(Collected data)
--- BEGIN ---

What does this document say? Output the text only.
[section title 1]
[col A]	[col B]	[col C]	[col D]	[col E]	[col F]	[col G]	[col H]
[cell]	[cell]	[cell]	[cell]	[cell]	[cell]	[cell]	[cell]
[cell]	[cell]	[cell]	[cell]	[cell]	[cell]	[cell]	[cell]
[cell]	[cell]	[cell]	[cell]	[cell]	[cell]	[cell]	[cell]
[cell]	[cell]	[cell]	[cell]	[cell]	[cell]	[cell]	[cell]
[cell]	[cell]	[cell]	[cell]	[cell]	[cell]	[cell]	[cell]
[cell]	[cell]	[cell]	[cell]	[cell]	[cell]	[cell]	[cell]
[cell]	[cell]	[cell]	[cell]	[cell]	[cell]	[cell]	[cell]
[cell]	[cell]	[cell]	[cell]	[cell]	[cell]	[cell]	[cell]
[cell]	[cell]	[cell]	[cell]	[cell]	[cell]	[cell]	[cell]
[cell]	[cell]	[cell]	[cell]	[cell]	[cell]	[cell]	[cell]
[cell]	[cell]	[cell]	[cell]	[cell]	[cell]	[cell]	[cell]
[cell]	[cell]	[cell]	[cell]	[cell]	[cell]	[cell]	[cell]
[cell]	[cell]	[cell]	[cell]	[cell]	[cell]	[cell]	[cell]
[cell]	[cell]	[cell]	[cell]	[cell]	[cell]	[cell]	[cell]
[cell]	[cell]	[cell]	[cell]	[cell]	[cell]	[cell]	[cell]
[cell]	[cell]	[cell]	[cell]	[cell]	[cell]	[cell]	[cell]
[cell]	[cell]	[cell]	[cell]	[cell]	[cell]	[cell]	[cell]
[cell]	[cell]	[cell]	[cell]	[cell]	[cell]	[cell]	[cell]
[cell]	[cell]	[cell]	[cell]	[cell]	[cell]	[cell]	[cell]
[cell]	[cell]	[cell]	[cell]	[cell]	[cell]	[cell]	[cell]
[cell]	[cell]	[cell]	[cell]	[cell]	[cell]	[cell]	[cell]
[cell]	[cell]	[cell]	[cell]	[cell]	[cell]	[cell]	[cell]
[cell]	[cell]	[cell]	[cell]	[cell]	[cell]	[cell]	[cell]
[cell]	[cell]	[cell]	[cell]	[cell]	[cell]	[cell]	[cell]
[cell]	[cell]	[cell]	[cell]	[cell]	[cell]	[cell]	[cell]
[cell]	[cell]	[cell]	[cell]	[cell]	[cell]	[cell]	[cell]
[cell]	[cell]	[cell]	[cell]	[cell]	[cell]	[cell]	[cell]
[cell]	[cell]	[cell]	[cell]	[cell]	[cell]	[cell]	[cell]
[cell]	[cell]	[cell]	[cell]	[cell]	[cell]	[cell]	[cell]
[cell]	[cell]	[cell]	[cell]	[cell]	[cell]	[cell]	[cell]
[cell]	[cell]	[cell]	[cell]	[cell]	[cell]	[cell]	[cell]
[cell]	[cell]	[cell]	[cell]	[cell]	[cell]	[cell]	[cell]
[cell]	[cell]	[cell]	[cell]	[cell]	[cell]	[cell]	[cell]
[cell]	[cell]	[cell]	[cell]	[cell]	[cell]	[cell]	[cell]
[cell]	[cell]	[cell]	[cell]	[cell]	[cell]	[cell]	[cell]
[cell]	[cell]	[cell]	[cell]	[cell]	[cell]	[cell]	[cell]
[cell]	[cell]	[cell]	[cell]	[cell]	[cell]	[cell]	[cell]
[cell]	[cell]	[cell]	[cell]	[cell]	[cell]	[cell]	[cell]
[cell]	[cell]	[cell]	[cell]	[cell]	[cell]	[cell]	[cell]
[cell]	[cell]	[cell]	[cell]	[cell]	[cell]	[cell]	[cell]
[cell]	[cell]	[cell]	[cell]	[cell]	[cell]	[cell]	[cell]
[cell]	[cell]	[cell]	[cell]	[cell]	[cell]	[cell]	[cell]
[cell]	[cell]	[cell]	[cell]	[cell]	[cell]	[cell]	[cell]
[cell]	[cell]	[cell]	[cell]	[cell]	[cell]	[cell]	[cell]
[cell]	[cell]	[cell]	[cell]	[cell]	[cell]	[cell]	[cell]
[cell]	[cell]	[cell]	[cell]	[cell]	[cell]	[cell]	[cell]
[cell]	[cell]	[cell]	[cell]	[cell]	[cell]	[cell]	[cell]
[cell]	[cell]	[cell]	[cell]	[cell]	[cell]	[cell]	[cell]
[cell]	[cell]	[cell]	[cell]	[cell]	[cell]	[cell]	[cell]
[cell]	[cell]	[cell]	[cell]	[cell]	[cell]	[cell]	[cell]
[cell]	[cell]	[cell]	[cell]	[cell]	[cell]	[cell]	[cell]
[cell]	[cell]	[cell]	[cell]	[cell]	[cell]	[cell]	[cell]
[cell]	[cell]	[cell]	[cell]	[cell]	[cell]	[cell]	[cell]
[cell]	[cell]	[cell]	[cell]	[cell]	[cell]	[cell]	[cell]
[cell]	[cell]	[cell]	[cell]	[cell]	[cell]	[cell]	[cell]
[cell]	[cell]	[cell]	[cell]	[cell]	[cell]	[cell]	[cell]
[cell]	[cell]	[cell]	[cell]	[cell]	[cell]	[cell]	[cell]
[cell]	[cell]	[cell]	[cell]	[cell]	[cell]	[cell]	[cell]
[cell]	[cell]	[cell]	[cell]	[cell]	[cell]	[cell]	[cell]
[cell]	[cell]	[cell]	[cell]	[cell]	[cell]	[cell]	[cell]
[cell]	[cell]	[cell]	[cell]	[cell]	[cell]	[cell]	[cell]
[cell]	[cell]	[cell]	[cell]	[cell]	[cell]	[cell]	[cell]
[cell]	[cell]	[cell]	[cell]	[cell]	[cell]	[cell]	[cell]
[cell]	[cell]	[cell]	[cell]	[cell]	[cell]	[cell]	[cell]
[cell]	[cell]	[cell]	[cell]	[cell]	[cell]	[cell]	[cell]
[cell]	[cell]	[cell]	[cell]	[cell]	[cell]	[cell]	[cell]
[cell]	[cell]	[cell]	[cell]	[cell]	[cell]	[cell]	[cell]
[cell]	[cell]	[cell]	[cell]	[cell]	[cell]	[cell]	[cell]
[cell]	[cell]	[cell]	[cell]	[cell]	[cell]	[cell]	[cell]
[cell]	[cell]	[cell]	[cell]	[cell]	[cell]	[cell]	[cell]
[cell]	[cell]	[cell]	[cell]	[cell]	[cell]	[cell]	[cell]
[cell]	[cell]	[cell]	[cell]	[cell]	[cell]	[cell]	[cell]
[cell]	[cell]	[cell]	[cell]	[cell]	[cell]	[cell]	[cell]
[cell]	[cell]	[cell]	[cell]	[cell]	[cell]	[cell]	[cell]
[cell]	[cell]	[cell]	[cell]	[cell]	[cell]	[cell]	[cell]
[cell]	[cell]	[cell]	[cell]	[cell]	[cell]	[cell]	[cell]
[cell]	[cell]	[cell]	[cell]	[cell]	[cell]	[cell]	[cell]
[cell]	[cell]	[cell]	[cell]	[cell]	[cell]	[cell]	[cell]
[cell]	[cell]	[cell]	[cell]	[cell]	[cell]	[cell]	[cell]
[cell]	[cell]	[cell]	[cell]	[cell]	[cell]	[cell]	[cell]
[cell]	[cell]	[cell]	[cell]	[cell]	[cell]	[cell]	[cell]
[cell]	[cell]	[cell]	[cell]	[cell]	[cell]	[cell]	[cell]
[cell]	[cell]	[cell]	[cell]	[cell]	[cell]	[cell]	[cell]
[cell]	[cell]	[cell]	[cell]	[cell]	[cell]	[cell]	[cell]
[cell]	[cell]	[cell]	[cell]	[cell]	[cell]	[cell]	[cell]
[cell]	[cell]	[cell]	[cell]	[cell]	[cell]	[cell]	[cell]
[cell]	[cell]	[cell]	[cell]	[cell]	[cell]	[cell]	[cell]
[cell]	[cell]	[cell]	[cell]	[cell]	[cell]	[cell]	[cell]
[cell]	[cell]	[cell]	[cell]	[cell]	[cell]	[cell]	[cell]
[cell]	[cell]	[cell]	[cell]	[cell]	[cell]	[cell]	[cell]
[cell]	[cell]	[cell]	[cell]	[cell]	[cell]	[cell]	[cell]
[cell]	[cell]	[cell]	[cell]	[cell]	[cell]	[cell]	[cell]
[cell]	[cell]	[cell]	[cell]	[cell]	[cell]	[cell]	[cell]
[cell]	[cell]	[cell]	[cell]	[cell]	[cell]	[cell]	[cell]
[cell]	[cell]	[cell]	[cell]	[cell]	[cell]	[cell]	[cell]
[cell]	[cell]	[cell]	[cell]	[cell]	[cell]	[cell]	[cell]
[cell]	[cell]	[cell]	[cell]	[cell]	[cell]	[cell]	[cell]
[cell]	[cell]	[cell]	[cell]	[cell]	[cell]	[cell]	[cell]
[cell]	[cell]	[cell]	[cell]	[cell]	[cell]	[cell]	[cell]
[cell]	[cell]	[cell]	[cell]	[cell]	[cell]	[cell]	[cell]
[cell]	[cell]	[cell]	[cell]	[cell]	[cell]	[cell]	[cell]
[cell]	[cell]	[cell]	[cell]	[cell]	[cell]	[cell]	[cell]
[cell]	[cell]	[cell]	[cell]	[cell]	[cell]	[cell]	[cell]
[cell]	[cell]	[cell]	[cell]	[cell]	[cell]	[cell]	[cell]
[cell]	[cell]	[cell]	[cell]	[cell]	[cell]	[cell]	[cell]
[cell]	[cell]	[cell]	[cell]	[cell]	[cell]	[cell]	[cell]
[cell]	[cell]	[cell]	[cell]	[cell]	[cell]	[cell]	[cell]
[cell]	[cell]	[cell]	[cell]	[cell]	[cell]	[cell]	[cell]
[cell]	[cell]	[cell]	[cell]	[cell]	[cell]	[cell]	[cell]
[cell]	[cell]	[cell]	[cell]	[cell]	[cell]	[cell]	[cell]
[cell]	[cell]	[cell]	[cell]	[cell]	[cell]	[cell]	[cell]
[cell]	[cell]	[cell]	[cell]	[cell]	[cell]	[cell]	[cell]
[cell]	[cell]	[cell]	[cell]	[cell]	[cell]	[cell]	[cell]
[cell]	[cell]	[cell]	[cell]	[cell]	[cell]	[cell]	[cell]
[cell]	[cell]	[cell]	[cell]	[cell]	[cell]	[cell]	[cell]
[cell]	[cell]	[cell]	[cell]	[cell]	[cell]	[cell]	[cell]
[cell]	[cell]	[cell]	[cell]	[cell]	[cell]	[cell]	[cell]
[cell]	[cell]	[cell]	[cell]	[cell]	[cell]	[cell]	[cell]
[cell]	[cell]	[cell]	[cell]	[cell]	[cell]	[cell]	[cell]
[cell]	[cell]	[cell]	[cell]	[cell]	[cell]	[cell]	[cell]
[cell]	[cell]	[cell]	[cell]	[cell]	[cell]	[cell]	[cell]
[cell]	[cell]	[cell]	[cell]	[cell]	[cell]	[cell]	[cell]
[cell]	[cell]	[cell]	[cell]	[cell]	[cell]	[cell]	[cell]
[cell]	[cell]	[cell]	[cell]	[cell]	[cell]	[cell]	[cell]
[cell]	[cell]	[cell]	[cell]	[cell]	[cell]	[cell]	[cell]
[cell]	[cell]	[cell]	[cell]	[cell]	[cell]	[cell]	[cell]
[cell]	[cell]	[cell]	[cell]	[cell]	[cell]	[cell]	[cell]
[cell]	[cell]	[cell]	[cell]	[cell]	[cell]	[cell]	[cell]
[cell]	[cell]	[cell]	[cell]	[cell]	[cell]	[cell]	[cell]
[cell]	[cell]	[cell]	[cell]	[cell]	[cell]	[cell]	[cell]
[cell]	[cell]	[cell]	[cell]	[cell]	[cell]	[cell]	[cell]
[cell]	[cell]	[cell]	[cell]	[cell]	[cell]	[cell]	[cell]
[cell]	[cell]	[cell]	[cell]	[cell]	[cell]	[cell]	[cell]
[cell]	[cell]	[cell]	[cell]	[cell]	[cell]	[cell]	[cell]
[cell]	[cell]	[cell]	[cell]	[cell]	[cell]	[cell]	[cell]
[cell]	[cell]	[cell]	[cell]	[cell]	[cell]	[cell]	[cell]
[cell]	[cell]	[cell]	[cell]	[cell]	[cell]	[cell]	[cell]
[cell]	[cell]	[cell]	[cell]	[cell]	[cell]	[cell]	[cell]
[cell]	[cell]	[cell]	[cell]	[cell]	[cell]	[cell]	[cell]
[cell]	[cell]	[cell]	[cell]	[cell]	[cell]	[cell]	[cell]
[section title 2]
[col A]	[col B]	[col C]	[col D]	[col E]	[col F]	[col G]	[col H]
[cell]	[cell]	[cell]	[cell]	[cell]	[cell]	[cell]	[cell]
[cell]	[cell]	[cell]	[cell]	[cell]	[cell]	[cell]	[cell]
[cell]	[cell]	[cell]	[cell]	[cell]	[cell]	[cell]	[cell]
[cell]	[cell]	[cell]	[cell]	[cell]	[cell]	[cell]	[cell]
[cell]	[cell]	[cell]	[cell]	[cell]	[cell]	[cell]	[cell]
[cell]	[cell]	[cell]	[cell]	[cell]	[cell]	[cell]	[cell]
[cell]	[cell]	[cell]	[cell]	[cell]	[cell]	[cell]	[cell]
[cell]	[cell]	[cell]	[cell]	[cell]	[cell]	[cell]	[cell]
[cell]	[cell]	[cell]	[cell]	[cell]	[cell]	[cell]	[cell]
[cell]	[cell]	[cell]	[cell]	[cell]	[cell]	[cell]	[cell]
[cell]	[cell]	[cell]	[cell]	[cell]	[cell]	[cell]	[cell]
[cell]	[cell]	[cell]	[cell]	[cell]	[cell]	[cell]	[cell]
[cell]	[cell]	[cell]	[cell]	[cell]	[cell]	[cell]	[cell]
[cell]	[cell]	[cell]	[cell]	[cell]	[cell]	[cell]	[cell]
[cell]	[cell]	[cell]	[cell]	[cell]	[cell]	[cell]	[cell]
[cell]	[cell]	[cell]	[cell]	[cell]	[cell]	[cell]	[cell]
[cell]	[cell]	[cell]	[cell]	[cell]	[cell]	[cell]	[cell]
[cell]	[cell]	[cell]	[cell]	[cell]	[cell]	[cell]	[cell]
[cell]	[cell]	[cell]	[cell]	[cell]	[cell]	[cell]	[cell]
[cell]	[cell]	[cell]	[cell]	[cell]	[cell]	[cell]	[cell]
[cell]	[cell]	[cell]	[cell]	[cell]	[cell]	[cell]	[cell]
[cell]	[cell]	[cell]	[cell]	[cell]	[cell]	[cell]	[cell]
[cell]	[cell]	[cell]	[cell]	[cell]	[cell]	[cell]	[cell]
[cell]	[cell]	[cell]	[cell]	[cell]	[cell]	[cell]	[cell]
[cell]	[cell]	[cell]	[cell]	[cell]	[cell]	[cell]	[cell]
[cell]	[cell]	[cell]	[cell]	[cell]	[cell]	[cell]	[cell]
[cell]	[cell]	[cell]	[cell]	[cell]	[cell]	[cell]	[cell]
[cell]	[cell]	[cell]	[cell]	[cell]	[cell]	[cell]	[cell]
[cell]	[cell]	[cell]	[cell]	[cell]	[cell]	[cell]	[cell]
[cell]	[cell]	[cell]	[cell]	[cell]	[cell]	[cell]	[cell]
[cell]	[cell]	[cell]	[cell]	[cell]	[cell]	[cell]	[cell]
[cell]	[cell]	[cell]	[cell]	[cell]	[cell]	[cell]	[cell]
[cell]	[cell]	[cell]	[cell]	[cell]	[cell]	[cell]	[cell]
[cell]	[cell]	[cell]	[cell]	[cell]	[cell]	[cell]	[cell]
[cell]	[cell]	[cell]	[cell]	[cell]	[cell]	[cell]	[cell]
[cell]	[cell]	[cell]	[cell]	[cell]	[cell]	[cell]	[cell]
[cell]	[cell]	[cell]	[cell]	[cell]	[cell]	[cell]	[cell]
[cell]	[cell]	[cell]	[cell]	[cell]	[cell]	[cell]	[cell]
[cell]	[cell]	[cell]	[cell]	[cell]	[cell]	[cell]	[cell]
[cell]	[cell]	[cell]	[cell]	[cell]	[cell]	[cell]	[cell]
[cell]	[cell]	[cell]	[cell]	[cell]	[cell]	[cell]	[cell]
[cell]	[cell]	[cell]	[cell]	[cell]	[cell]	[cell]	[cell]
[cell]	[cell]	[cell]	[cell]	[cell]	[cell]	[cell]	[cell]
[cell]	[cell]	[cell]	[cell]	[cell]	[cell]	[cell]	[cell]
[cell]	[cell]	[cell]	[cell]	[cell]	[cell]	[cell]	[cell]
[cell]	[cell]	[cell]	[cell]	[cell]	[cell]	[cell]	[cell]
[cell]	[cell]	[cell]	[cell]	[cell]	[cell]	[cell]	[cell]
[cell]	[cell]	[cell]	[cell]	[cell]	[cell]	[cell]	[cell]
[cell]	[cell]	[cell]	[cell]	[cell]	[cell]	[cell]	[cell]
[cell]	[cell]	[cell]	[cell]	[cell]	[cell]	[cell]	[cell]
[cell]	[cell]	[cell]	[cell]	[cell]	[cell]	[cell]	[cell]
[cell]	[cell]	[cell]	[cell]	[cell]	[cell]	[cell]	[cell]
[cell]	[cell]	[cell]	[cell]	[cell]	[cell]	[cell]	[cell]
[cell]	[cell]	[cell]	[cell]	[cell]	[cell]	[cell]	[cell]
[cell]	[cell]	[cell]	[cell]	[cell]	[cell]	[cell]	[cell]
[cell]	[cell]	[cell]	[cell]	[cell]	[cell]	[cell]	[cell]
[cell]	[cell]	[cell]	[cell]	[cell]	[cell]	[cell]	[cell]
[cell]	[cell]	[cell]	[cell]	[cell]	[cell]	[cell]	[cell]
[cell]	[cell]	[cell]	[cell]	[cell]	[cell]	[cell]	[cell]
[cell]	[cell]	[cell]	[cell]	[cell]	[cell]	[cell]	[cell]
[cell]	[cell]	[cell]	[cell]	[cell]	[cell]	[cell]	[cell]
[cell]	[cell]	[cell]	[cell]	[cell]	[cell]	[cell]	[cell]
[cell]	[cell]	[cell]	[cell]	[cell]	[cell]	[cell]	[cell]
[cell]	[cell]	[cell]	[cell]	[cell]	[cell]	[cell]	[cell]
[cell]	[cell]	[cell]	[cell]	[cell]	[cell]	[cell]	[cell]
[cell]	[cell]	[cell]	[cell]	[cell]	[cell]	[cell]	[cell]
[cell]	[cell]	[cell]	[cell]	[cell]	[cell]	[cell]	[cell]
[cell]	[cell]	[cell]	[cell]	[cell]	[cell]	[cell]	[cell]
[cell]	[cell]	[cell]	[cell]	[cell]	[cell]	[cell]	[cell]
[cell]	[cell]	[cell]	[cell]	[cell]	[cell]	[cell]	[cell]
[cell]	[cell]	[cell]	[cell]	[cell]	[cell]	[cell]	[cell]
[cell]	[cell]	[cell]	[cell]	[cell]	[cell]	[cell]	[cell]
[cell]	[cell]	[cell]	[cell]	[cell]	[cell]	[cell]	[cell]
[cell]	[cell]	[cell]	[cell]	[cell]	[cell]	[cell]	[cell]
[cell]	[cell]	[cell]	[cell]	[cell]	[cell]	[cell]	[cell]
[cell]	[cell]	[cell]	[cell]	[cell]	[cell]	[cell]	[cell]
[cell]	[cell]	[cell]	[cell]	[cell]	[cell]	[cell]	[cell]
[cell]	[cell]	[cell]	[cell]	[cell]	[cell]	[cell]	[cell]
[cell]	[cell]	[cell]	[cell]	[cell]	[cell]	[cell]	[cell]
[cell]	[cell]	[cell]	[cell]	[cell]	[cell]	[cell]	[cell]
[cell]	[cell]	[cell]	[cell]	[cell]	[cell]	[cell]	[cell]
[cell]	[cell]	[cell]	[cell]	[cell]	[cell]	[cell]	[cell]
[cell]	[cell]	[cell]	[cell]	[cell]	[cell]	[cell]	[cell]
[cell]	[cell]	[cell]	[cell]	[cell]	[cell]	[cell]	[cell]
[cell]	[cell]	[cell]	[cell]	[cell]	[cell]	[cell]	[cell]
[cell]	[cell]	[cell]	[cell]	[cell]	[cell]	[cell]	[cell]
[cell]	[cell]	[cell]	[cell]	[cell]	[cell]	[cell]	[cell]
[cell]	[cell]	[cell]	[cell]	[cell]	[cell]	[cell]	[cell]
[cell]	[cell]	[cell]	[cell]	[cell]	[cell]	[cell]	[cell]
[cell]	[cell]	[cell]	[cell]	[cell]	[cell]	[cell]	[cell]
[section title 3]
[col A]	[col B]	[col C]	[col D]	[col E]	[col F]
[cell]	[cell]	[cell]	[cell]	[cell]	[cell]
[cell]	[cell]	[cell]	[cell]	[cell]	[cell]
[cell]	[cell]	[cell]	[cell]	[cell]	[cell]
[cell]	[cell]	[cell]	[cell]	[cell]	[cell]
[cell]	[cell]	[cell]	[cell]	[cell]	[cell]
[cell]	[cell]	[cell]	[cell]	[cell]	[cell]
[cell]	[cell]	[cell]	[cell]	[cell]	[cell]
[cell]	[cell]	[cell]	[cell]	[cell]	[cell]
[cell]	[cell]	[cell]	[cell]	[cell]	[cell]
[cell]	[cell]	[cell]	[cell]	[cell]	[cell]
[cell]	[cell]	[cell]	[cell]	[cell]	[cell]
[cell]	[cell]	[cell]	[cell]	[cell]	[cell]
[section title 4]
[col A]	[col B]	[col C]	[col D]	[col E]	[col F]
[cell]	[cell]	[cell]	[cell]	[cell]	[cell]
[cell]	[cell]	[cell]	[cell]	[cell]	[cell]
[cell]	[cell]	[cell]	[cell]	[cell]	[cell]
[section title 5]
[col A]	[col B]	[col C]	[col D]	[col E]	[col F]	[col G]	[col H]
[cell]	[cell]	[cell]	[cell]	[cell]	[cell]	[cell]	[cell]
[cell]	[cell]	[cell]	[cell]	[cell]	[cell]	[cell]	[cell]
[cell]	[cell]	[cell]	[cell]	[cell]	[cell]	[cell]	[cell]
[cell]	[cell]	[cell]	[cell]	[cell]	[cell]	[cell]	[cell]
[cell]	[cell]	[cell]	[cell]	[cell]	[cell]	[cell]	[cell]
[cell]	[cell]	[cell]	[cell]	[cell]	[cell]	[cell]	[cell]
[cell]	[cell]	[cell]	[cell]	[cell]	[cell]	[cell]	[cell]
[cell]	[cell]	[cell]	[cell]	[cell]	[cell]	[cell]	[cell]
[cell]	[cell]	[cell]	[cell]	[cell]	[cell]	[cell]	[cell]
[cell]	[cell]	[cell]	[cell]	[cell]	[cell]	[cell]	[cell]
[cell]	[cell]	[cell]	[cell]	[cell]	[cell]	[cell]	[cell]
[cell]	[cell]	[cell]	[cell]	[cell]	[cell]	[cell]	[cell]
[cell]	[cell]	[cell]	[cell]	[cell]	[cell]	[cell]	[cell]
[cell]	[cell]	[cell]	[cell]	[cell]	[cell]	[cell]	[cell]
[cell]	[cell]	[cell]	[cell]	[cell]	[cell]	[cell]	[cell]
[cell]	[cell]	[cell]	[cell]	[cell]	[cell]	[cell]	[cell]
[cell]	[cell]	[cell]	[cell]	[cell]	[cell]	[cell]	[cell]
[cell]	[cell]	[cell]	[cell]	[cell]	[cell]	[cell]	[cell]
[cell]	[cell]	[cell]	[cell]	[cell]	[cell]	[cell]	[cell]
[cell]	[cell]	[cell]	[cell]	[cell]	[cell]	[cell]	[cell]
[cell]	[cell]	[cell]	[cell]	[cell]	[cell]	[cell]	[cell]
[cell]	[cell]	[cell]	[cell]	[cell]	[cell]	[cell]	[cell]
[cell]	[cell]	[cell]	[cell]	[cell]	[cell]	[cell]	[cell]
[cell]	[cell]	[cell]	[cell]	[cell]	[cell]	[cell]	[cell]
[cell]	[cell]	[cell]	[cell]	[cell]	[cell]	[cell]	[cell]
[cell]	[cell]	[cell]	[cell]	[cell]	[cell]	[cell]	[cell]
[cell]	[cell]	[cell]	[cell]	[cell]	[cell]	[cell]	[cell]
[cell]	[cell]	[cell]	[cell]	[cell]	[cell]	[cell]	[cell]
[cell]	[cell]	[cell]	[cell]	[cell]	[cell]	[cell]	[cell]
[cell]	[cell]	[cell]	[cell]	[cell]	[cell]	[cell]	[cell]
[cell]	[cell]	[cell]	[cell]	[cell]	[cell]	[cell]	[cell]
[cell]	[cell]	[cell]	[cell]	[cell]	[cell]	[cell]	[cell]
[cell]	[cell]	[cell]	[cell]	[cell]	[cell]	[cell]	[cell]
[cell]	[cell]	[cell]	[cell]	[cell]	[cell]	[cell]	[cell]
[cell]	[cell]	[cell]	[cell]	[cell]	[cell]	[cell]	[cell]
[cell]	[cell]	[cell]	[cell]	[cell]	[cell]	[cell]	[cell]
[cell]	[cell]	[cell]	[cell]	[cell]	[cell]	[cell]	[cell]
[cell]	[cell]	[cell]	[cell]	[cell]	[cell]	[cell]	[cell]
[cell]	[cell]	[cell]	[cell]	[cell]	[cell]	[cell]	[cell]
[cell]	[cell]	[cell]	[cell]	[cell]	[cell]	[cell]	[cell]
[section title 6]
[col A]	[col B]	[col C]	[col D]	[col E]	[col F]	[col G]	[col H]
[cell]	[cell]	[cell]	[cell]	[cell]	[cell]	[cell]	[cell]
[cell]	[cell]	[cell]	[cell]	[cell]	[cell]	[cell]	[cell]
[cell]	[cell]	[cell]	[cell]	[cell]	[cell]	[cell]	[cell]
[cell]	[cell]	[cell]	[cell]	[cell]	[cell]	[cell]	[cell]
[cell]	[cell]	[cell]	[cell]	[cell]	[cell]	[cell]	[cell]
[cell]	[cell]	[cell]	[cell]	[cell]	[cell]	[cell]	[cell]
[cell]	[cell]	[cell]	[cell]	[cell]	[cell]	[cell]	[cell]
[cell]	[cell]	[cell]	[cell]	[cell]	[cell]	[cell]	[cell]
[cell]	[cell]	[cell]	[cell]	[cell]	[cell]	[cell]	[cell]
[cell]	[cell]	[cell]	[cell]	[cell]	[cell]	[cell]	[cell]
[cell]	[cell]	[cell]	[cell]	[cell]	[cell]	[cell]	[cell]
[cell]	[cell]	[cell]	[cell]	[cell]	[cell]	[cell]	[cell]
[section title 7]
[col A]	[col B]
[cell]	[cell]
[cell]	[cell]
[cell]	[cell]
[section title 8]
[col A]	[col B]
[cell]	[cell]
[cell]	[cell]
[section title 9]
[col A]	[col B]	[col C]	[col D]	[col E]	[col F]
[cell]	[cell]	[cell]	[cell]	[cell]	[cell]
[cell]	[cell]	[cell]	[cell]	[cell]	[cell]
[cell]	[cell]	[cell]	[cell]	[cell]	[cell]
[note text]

--- END ---

Required task: Give the number of lines in the records that contain the string "text", and nothing besides.

Output below: 2